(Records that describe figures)
<<<<

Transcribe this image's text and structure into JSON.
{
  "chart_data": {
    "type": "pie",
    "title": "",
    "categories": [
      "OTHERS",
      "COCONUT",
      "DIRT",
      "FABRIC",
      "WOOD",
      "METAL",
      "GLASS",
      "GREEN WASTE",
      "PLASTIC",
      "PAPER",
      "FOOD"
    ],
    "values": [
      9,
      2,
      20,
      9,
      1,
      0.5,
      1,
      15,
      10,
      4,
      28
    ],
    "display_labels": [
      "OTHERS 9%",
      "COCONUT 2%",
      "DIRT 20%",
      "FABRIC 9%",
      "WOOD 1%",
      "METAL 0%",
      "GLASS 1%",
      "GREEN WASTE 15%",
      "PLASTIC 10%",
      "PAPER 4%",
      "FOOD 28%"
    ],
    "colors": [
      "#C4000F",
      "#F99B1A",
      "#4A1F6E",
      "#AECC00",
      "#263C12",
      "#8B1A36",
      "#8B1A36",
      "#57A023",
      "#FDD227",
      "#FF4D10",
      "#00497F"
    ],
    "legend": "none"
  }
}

>>>>

**Task brief**
Extract each entry in full, exactly as given.

**Written solution**
Transcribe this image's text and structure into JSON.
{
  "chart_data": {
    "type": "pie",
    "title": "",
    "categories": [
      "OTHERS",
      "COCONUT",
      "DIRT",
      "FABRIC",
      "WOOD",
      "METAL",
      "GLASS",
      "GREEN WASTE",
      "PLASTIC",
      "PAPER",
      "FOOD"
    ],
    "values": [
      9,
      2,
      20,
      9,
      1,
      0.5,
      1,
      15,
      10,
      4,
      28
    ],
    "display_labels": [
      "OTHERS 9%",
      "COCONUT 2%",
      "DIRT 20%",
      "FABRIC 9%",
      "WOOD 1%",
      "METAL 0%",
      "GLASS 1%",
      "GREEN WASTE 15%",
      "PLASTIC 10%",
      "PAPER 4%",
      "FOOD 28%"
    ],
    "colors": [
      "#C4000F",
      "#F99B1A",
      "#4A1F6E",
      "#AECC00",
      "#263C12",
      "#8B1A36",
      "#8B1A36",
      "#57A023",
      "#FDD227",
      "#FF4D10",
      "#00497F"
    ],
    "legend": "none"
  }
}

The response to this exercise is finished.